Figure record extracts

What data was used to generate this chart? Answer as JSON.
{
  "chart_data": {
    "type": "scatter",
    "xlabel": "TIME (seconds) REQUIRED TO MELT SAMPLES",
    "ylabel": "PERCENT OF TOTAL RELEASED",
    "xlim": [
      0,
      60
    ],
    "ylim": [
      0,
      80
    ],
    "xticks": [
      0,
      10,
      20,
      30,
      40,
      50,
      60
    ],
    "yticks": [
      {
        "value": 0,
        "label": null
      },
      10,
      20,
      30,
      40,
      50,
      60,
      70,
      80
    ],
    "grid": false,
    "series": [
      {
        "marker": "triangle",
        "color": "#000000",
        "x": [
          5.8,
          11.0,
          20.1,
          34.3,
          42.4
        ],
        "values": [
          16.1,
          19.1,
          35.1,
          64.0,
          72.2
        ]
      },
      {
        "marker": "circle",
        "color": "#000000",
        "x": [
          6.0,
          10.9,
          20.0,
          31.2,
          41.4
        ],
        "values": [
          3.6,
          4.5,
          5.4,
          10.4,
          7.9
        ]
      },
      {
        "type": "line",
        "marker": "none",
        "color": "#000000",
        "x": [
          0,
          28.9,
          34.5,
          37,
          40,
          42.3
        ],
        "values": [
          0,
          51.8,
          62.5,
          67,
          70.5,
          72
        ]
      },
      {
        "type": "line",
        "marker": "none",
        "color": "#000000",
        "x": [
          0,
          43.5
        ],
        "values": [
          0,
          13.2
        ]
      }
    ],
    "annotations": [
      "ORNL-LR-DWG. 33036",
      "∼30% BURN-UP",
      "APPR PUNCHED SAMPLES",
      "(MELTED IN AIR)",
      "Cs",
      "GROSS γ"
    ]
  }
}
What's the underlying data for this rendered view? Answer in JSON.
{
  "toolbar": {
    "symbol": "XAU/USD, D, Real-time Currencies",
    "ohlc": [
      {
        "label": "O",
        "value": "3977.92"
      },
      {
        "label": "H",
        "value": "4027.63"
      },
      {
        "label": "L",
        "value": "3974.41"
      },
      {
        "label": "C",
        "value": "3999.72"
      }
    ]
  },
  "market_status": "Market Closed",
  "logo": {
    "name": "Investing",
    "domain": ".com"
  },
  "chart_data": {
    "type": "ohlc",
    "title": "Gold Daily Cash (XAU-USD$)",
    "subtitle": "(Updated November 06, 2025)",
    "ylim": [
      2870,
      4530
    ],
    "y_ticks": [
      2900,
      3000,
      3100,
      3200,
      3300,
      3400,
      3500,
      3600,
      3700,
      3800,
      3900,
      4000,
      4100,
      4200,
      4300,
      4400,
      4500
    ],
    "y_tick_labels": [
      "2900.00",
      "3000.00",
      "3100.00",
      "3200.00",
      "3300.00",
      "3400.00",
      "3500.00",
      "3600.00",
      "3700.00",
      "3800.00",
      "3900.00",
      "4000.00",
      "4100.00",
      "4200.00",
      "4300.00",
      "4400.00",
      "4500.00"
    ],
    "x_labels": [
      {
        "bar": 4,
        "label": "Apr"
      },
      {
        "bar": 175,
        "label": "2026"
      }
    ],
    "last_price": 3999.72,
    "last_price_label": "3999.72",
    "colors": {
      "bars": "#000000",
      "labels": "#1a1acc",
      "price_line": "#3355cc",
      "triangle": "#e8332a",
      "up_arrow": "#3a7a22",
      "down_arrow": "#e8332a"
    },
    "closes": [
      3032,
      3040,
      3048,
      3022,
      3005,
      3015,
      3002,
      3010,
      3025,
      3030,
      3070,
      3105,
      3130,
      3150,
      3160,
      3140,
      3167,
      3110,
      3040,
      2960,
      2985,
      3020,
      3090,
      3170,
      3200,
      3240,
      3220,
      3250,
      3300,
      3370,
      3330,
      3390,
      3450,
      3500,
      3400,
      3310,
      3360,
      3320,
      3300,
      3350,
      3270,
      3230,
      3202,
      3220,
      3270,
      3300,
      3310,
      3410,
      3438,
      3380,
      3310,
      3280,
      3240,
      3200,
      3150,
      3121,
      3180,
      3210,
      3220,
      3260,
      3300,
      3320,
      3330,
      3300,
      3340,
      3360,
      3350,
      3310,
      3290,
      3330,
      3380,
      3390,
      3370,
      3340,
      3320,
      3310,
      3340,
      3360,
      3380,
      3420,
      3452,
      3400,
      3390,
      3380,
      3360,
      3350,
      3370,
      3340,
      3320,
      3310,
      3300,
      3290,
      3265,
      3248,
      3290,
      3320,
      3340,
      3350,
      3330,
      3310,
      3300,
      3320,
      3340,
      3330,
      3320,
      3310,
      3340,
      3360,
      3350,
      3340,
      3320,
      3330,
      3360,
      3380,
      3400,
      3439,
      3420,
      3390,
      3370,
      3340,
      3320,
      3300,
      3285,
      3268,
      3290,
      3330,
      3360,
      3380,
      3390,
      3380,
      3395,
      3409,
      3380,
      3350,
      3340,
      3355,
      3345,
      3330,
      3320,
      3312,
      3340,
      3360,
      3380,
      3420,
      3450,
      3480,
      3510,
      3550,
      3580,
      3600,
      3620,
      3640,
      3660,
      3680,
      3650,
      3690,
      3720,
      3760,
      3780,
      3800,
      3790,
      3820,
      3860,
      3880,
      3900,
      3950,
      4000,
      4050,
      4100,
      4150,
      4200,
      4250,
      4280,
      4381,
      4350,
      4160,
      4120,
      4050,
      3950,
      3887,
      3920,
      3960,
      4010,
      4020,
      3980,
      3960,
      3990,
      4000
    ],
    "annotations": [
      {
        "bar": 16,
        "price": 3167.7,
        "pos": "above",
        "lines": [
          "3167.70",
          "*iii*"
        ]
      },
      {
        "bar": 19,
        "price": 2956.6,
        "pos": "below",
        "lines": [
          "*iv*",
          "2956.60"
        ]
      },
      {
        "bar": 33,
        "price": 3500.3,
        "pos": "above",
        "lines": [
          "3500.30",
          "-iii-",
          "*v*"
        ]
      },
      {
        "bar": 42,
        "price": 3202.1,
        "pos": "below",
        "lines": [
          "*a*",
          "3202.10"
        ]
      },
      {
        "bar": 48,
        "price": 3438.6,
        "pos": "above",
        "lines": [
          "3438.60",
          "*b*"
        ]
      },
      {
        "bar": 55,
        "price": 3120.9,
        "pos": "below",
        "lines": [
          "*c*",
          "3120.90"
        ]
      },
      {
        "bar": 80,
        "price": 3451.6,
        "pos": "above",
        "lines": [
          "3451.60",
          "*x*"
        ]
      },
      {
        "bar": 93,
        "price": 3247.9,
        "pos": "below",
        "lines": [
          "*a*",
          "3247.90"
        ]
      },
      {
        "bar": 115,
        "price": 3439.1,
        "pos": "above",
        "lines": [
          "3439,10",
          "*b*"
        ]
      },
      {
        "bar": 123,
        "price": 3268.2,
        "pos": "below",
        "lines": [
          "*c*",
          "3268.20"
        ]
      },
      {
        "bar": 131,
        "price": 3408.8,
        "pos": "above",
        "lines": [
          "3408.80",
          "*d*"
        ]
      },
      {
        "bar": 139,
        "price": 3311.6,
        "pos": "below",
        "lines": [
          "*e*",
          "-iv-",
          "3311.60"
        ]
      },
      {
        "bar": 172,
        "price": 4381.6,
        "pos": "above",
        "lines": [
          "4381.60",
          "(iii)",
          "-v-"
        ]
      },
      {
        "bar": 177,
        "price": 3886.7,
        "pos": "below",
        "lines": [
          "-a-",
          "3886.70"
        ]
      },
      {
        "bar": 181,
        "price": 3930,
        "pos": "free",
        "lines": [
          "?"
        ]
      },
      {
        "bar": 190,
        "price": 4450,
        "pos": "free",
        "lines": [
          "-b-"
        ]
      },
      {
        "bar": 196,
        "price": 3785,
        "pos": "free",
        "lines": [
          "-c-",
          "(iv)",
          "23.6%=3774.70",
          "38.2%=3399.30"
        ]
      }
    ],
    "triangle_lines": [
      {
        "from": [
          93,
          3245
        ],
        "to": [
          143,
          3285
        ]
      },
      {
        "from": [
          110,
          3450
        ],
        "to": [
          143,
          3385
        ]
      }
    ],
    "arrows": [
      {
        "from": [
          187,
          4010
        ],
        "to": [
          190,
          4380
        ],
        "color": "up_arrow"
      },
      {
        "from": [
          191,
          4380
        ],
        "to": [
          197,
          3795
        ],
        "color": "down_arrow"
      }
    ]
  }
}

* _Work to be completed_
Find the string "marker" in the listing and return every line that holds it.

* _Solution for this problem_
        "marker": "triangle",
        "marker": "circle",
        "marker": "none",
        "marker": "none",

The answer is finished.